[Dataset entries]
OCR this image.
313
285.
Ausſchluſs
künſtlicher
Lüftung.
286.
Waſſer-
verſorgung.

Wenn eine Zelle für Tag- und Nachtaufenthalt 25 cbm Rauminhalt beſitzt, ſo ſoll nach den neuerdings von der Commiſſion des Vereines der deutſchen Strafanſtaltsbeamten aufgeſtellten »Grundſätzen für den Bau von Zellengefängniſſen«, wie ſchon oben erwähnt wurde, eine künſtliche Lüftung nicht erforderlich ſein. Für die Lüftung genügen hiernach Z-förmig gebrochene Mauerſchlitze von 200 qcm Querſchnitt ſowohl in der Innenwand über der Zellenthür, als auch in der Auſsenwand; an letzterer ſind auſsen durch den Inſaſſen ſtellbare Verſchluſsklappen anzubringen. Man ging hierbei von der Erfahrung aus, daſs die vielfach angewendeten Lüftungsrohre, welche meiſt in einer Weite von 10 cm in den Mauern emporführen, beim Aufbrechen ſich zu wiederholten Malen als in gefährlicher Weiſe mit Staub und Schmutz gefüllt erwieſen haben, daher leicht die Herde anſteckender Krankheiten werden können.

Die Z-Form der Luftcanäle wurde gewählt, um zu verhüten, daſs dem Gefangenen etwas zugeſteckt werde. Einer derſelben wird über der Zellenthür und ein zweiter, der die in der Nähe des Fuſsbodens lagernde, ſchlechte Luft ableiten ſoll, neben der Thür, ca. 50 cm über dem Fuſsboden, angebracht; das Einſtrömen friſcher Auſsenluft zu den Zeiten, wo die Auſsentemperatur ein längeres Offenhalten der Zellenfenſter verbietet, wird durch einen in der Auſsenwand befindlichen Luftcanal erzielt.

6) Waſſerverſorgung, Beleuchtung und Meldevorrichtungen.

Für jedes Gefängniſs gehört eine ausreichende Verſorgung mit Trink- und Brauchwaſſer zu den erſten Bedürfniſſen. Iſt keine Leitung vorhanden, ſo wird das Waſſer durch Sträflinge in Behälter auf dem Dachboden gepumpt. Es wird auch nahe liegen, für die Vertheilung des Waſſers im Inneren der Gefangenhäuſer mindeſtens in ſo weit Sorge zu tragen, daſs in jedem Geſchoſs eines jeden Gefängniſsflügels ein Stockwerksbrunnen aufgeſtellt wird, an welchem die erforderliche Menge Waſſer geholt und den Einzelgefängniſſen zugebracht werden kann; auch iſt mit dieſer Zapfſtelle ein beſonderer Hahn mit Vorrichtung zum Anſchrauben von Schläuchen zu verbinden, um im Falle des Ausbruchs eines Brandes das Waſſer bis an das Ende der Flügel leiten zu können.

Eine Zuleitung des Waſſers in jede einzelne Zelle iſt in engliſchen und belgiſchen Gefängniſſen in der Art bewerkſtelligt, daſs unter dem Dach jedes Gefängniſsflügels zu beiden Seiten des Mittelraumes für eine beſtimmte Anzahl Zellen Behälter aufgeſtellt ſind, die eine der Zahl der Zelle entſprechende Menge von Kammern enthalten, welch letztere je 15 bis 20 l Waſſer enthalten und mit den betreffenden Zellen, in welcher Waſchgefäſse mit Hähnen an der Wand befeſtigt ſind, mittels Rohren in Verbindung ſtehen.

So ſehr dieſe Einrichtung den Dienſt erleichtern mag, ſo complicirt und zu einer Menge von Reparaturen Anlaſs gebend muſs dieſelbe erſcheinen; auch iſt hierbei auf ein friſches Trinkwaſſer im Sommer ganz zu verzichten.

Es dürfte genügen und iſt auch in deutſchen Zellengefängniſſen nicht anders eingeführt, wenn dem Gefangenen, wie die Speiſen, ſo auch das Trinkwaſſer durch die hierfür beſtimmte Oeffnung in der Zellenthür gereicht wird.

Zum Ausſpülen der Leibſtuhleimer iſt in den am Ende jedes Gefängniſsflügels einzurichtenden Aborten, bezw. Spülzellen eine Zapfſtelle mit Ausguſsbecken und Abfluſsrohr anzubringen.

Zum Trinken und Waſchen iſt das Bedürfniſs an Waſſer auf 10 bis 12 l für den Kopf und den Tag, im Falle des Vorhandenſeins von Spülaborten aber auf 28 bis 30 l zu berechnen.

*GOAL*
Exactly reproduce every line of the data above.

*EXERCISE RESPONSE*
OCR this image.
313
285.
Ausſchluſs
künſtlicher
Lüftung.
286.
Waſſer-
verſorgung.

Wenn eine Zelle für Tag- und Nachtaufenthalt 25 cbm Rauminhalt beſitzt, ſo ſoll nach den neuerdings von der Commiſſion des Vereines der deutſchen Strafanſtaltsbeamten aufgeſtellten »Grundſätzen für den Bau von Zellengefängniſſen«, wie ſchon oben erwähnt wurde, eine künſtliche Lüftung nicht erforderlich ſein. Für die Lüftung genügen hiernach Z-förmig gebrochene Mauerſchlitze von 200 qcm Querſchnitt ſowohl in der Innenwand über der Zellenthür, als auch in der Auſsenwand; an letzterer ſind auſsen durch den Inſaſſen ſtellbare Verſchluſsklappen anzubringen. Man ging hierbei von der Erfahrung aus, daſs die vielfach angewendeten Lüftungsrohre, welche meiſt in einer Weite von 10 cm in den Mauern emporführen, beim Aufbrechen ſich zu wiederholten Malen als in gefährlicher Weiſe mit Staub und Schmutz gefüllt erwieſen haben, daher leicht die Herde anſteckender Krankheiten werden können.

Die Z-Form der Luftcanäle wurde gewählt, um zu verhüten, daſs dem Gefangenen etwas zugeſteckt werde. Einer derſelben wird über der Zellenthür und ein zweiter, der die in der Nähe des Fuſsbodens lagernde, ſchlechte Luft ableiten ſoll, neben der Thür, ca. 50 cm über dem Fuſsboden, angebracht; das Einſtrömen friſcher Auſsenluft zu den Zeiten, wo die Auſsentemperatur ein längeres Offenhalten der Zellenfenſter verbietet, wird durch einen in der Auſsenwand befindlichen Luftcanal erzielt.

6) Waſſerverſorgung, Beleuchtung und Meldevorrichtungen.

Für jedes Gefängniſs gehört eine ausreichende Verſorgung mit Trink- und Brauchwaſſer zu den erſten Bedürfniſſen. Iſt keine Leitung vorhanden, ſo wird das Waſſer durch Sträflinge in Behälter auf dem Dachboden gepumpt. Es wird auch nahe liegen, für die Vertheilung des Waſſers im Inneren der Gefangenhäuſer mindeſtens in ſo weit Sorge zu tragen, daſs in jedem Geſchoſs eines jeden Gefängniſsflügels ein Stockwerksbrunnen aufgeſtellt wird, an welchem die erforderliche Menge Waſſer geholt und den Einzelgefängniſſen zugebracht werden kann; auch iſt mit dieſer Zapfſtelle ein beſonderer Hahn mit Vorrichtung zum Anſchrauben von Schläuchen zu verbinden, um im Falle des Ausbruchs eines Brandes das Waſſer bis an das Ende der Flügel leiten zu können.

Eine Zuleitung des Waſſers in jede einzelne Zelle iſt in engliſchen und belgiſchen Gefängniſſen in der Art bewerkſtelligt, daſs unter dem Dach jedes Gefängniſsflügels zu beiden Seiten des Mittelraumes für eine beſtimmte Anzahl Zellen Behälter aufgeſtellt ſind, die eine der Zahl der Zelle entſprechende Menge von Kammern enthalten, welch letztere je 15 bis 20 l Waſſer enthalten und mit den betreffenden Zellen, in welcher Waſchgefäſse mit Hähnen an der Wand befeſtigt ſind, mittels Rohren in Verbindung ſtehen.

So ſehr dieſe Einrichtung den Dienſt erleichtern mag, ſo complicirt und zu einer Menge von Reparaturen Anlaſs gebend muſs dieſelbe erſcheinen; auch iſt hierbei auf ein friſches Trinkwaſſer im Sommer ganz zu verzichten.

Es dürfte genügen und iſt auch in deutſchen Zellengefängniſſen nicht anders eingeführt, wenn dem Gefangenen, wie die Speiſen, ſo auch das Trinkwaſſer durch die hierfür beſtimmte Oeffnung in der Zellenthür gereicht wird.

Zum Ausſpülen der Leibſtuhleimer iſt in den am Ende jedes Gefängniſsflügels einzurichtenden Aborten, bezw. Spülzellen eine Zapfſtelle mit Ausguſsbecken und Abfluſsrohr anzubringen.

Zum Trinken und Waſchen iſt das Bedürfniſs an Waſſer auf 10 bis 12 l für den Kopf und den Tag, im Falle des Vorhandenſeins von Spülaborten aber auf 28 bis 30 l zu berechnen.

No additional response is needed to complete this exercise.